Exercise brief >> What follows is a listing to be transcribed exactly.

Listed records >>
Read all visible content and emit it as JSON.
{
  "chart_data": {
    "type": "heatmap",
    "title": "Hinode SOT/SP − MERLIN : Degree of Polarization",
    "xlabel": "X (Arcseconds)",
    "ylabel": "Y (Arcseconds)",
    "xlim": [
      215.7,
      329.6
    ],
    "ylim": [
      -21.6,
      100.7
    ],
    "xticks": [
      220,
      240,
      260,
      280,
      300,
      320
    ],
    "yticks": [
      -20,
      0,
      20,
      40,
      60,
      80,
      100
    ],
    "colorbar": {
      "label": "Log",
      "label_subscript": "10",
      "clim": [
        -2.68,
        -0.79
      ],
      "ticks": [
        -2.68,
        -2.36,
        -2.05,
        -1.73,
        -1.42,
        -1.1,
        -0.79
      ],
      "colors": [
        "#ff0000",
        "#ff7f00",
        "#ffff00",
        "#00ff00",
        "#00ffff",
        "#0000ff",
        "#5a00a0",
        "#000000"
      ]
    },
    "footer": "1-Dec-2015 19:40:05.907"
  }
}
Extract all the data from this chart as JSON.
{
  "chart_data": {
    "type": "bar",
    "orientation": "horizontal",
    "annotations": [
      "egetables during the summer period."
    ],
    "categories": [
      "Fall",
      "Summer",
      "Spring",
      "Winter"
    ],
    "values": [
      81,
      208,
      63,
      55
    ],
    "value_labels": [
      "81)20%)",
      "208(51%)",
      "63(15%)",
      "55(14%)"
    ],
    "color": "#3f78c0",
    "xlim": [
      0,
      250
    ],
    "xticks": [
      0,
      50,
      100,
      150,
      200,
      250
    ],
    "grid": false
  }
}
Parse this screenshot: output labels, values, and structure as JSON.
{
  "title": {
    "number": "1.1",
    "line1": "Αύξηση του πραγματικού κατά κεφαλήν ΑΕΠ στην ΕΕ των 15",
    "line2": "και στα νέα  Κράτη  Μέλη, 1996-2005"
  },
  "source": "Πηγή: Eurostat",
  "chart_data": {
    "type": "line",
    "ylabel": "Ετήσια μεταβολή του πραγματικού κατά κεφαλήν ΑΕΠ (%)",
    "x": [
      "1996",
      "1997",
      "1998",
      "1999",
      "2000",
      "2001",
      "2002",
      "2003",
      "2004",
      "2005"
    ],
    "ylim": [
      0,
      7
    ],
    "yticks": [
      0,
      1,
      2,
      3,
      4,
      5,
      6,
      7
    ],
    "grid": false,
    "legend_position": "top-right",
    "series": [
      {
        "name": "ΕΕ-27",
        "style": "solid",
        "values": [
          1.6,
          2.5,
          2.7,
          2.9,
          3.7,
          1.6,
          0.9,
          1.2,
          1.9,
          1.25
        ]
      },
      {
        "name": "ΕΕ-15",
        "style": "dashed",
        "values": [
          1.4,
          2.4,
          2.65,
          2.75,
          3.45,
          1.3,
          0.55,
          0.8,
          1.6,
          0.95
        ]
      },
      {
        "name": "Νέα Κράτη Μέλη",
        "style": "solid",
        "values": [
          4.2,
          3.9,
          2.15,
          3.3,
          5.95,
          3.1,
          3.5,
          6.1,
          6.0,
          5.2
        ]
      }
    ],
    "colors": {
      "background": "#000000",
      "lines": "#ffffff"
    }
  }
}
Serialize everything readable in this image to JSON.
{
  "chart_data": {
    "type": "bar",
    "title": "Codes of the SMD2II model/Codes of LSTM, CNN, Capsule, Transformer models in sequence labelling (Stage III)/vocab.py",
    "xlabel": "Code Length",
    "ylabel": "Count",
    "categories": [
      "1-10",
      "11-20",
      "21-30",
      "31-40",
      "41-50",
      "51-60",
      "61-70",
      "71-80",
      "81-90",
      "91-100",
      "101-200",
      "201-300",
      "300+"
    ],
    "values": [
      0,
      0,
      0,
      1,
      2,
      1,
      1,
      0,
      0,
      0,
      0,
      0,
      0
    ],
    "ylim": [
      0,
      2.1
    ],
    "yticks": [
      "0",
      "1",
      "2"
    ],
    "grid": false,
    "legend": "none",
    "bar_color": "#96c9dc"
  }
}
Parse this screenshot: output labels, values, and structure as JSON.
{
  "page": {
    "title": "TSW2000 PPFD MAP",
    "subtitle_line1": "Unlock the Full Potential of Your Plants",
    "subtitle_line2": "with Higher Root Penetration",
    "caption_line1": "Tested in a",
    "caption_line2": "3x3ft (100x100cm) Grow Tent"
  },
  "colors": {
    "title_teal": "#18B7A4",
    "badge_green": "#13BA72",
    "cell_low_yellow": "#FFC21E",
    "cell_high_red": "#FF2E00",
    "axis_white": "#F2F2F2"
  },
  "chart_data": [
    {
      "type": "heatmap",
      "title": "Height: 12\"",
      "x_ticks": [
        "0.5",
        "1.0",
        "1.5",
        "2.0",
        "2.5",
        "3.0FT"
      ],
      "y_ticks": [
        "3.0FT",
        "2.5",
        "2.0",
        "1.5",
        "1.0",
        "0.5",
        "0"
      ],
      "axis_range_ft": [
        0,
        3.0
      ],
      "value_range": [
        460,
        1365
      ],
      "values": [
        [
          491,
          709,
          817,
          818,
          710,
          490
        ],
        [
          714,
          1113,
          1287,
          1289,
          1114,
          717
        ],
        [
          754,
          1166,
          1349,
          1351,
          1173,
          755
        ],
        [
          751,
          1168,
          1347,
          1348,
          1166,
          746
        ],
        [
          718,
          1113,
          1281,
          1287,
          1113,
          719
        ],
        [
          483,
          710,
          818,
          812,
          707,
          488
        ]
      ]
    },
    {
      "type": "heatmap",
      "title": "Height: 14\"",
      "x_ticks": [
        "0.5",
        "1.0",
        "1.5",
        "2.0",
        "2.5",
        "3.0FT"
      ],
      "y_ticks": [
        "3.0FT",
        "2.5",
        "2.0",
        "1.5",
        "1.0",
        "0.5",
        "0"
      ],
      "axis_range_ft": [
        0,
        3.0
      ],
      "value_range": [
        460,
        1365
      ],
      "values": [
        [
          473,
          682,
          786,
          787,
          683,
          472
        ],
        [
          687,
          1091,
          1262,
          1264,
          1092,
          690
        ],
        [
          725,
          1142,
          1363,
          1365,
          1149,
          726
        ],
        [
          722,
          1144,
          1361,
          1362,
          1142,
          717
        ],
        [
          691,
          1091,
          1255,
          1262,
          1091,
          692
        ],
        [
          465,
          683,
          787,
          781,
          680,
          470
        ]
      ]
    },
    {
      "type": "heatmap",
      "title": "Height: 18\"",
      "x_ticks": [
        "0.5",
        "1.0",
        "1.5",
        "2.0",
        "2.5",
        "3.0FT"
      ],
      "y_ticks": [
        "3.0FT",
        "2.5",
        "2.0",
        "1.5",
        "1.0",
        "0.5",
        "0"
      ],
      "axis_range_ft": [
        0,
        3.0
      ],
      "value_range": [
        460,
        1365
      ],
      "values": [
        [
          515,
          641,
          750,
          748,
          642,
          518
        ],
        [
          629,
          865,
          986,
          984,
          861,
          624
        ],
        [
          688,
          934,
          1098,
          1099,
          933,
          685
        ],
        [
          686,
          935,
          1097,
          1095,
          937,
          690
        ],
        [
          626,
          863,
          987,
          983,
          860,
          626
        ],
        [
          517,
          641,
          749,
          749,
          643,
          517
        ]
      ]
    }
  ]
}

Reply to the exercise >>
Read all visible content and emit it as JSON.
{
  "chart_data": {
    "type": "heatmap",
    "title": "Hinode SOT/SP − MERLIN : Degree of Polarization",
    "xlabel": "X (Arcseconds)",
    "ylabel": "Y (Arcseconds)",
    "xlim": [
      215.7,
      329.6
    ],
    "ylim": [
      -21.6,
      100.7
    ],
    "xticks": [
      220,
      240,
      260,
      280,
      300,
      320
    ],
    "yticks": [
      -20,
      0,
      20,
      40,
      60,
      80,
      100
    ],
    "colorbar": {
      "label": "Log",
      "label_subscript": "10",
      "clim": [
        -2.68,
        -0.79
      ],
      "ticks": [
        -2.68,
        -2.36,
        -2.05,
        -1.73,
        -1.42,
        -1.1,
        -0.79
      ],
      "colors": [
        "#ff0000",
        "#ff7f00",
        "#ffff00",
        "#00ff00",
        "#00ffff",
        "#0000ff",
        "#5a00a0",
        "#000000"
      ]
    },
    "footer": "1-Dec-2015 19:40:05.907"
  }
}
Extract all the data from this chart as JSON.
{
  "chart_data": {
    "type": "bar",
    "orientation": "horizontal",
    "annotations": [
      "egetables during the summer period."
    ],
    "categories": [
      "Fall",
      "Summer",
      "Spring",
      "Winter"
    ],
    "values": [
      81,
      208,
      63,
      55
    ],
    "value_labels": [
      "81)20%)",
      "208(51%)",
      "63(15%)",
      "55(14%)"
    ],
    "color": "#3f78c0",
    "xlim": [
      0,
      250
    ],
    "xticks": [
      0,
      50,
      100,
      150,
      200,
      250
    ],
    "grid": false
  }
}
Parse this screenshot: output labels, values, and structure as JSON.
{
  "title": {
    "number": "1.1",
    "line1": "Αύξηση του πραγματικού κατά κεφαλήν ΑΕΠ στην ΕΕ των 15",
    "line2": "και στα νέα  Κράτη  Μέλη, 1996-2005"
  },
  "source": "Πηγή: Eurostat",
  "chart_data": {
    "type": "line",
    "ylabel": "Ετήσια μεταβολή του πραγματικού κατά κεφαλήν ΑΕΠ (%)",
    "x": [
      "1996",
      "1997",
      "1998",
      "1999",
      "2000",
      "2001",
      "2002",
      "2003",
      "2004",
      "2005"
    ],
    "ylim": [
      0,
      7
    ],
    "yticks": [
      0,
      1,
      2,
      3,
      4,
      5,
      6,
      7
    ],
    "grid": false,
    "legend_position": "top-right",
    "series": [
      {
        "name": "ΕΕ-27",
        "style": "solid",
        "values": [
          1.6,
          2.5,
          2.7,
          2.9,
          3.7,
          1.6,
          0.9,
          1.2,
          1.9,
          1.25
        ]
      },
      {
        "name": "ΕΕ-15",
        "style": "dashed",
        "values": [
          1.4,
          2.4,
          2.65,
          2.75,
          3.45,
          1.3,
          0.55,
          0.8,
          1.6,
          0.95
        ]
      },
      {
        "name": "Νέα Κράτη Μέλη",
        "style": "solid",
        "values": [
          4.2,
          3.9,
          2.15,
          3.3,
          5.95,
          3.1,
          3.5,
          6.1,
          6.0,
          5.2
        ]
      }
    ],
    "colors": {
      "background": "#000000",
      "lines": "#ffffff"
    }
  }
}
Serialize everything readable in this image to JSON.
{
  "chart_data": {
    "type": "bar",
    "title": "Codes of the SMD2II model/Codes of LSTM, CNN, Capsule, Transformer models in sequence labelling (Stage III)/vocab.py",
    "xlabel": "Code Length",
    "ylabel": "Count",
    "categories": [
      "1-10",
      "11-20",
      "21-30",
      "31-40",
      "41-50",
      "51-60",
      "61-70",
      "71-80",
      "81-90",
      "91-100",
      "101-200",
      "201-300",
      "300+"
    ],
    "values": [
      0,
      0,
      0,
      1,
      2,
      1,
      1,
      0,
      0,
      0,
      0,
      0,
      0
    ],
    "ylim": [
      0,
      2.1
    ],
    "yticks": [
      "0",
      "1",
      "2"
    ],
    "grid": false,
    "legend": "none",
    "bar_color": "#96c9dc"
  }
}
Parse this screenshot: output labels, values, and structure as JSON.
{
  "page": {
    "title": "TSW2000 PPFD MAP",
    "subtitle_line1": "Unlock the Full Potential of Your Plants",
    "subtitle_line2": "with Higher Root Penetration",
    "caption_line1": "Tested in a",
    "caption_line2": "3x3ft (100x100cm) Grow Tent"
  },
  "colors": {
    "title_teal": "#18B7A4",
    "badge_green": "#13BA72",
    "cell_low_yellow": "#FFC21E",
    "cell_high_red": "#FF2E00",
    "axis_white": "#F2F2F2"
  },
  "chart_data": [
    {
      "type": "heatmap",
      "title": "Height: 12\"",
      "x_ticks": [
        "0.5",
        "1.0",
        "1.5",
        "2.0",
        "2.5",
        "3.0FT"
      ],
      "y_ticks": [
        "3.0FT",
        "2.5",
        "2.0",
        "1.5",
        "1.0",
        "0.5",
        "0"
      ],
      "axis_range_ft": [
        0,
        3.0
      ],
      "value_range": [
        460,
        1365
      ],
      "values": [
        [
          491,
          709,
          817,
          818,
          710,
          490
        ],
        [
          714,
          1113,
          1287,
          1289,
          1114,
          717
        ],
        [
          754,
          1166,
          1349,
          1351,
          1173,
          755
        ],
        [
          751,
          1168,
          1347,
          1348,
          1166,
          746
        ],
        [
          718,
          1113,
          1281,
          1287,
          1113,
          719
        ],
        [
          483,
          710,
          818,
          812,
          707,
          488
        ]
      ]
    },
    {
      "type": "heatmap",
      "title": "Height: 14\"",
      "x_ticks": [
        "0.5",
        "1.0",
        "1.5",
        "2.0",
        "2.5",
        "3.0FT"
      ],
      "y_ticks": [
        "3.0FT",
        "2.5",
        "2.0",
        "1.5",
        "1.0",
        "0.5",
        "0"
      ],
      "axis_range_ft": [
        0,
        3.0
      ],
      "value_range": [
        460,
        1365
      ],
      "values": [
        [
          473,
          682,
          786,
          787,
          683,
          472
        ],
        [
          687,
          1091,
          1262,
          1264,
          1092,
          690
        ],
        [
          725,
          1142,
          1363,
          1365,
          1149,
          726
        ],
        [
          722,
          1144,
          1361,
          1362,
          1142,
          717
        ],
        [
          691,
          1091,
          1255,
          1262,
          1091,
          692
        ],
        [
          465,
          683,
          787,
          781,
          680,
          470
        ]
      ]
    },
    {
      "type": "heatmap",
      "title": "Height: 18\"",
      "x_ticks": [
        "0.5",
        "1.0",
        "1.5",
        "2.0",
        "2.5",
        "3.0FT"
      ],
      "y_ticks": [
        "3.0FT",
        "2.5",
        "2.0",
        "1.5",
        "1.0",
        "0.5",
        "0"
      ],
      "axis_range_ft": [
        0,
        3.0
      ],
      "value_range": [
        460,
        1365
      ],
      "values": [
        [
          515,
          641,
          750,
          748,
          642,
          518
        ],
        [
          629,
          865,
          986,
          984,
          861,
          624
        ],
        [
          688,
          934,
          1098,
          1099,
          933,
          685
        ],
        [
          686,
          935,
          1097,
          1095,
          937,
          690
        ],
        [
          626,
          863,
          987,
          983,
          860,
          626
        ],
        [
          517,
          641,
          749,
          749,
          643,
          517
        ]
      ]
    }
  ]
}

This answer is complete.